— Given problem —
Quote the whole listing word for word. Do not include the pictures.
:::::
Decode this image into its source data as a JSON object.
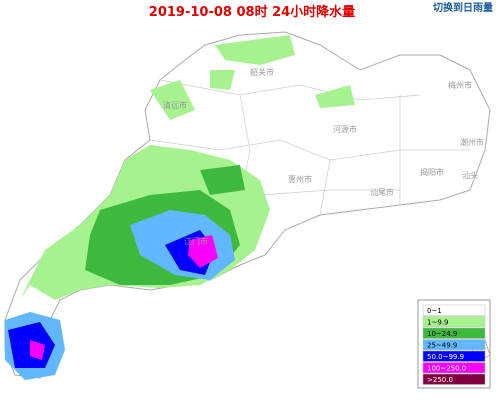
{
  "header": {
    "title": "2019-10-08 08时 24小时降水量",
    "switch_button": "切换到日雨量"
  },
  "cities": [
    {
      "label": "韶关市",
      "pos": "n"
    },
    {
      "label": "清远市",
      "pos": "nw"
    },
    {
      "label": "河源市",
      "pos": "c"
    },
    {
      "label": "梅州市",
      "pos": "ne"
    },
    {
      "label": "潮州市",
      "pos": "e"
    },
    {
      "label": "揭阳市",
      "pos": "e2"
    },
    {
      "label": "汕头",
      "pos": "e3"
    },
    {
      "label": "汕尾市",
      "pos": "se"
    },
    {
      "label": "惠州市",
      "pos": "c2"
    },
    {
      "label": "江门市",
      "pos": "s"
    }
  ],
  "legend": [
    {
      "label": "0~1",
      "color": "#ffffff",
      "text": "#000000"
    },
    {
      "label": "1~9.9",
      "color": "#a6f28f",
      "text": "#000000"
    },
    {
      "label": "10~24.9",
      "color": "#3dba3d",
      "text": "#000000"
    },
    {
      "label": "25~49.9",
      "color": "#61b8ff",
      "text": "#000000"
    },
    {
      "label": "50.0~99.9",
      "color": "#0000fe",
      "text": "#ffffff"
    },
    {
      "label": "100~250.0",
      "color": "#fa00fa",
      "text": "#ffffff"
    },
    {
      "label": ">250.0",
      "color": "#800040",
      "text": "#ffffff"
    }
  ]
}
:::::
— The reply —
Decode this image into its source data as a JSON object.
{
  "header": {
    "title": "2019-10-08 08时 24小时降水量",
    "switch_button": "切换到日雨量"
  },
  "cities": [
    {
      "label": "韶关市",
      "pos": "n"
    },
    {
      "label": "清远市",
      "pos": "nw"
    },
    {
      "label": "河源市",
      "pos": "c"
    },
    {
      "label": "梅州市",
      "pos": "ne"
    },
    {
      "label": "潮州市",
      "pos": "e"
    },
    {
      "label": "揭阳市",
      "pos": "e2"
    },
    {
      "label": "汕头",
      "pos": "e3"
    },
    {
      "label": "汕尾市",
      "pos": "se"
    },
    {
      "label": "惠州市",
      "pos": "c2"
    },
    {
      "label": "江门市",
      "pos": "s"
    }
  ],
  "legend": [
    {
      "label": "0~1",
      "color": "#ffffff",
      "text": "#000000"
    },
    {
      "label": "1~9.9",
      "color": "#a6f28f",
      "text": "#000000"
    },
    {
      "label": "10~24.9",
      "color": "#3dba3d",
      "text": "#000000"
    },
    {
      "label": "25~49.9",
      "color": "#61b8ff",
      "text": "#000000"
    },
    {
      "label": "50.0~99.9",
      "color": "#0000fe",
      "text": "#ffffff"
    },
    {
      "label": "100~250.0",
      "color": "#fa00fa",
      "text": "#ffffff"
    },
    {
      "label": ">250.0",
      "color": "#800040",
      "text": "#ffffff"
    }
  ]
}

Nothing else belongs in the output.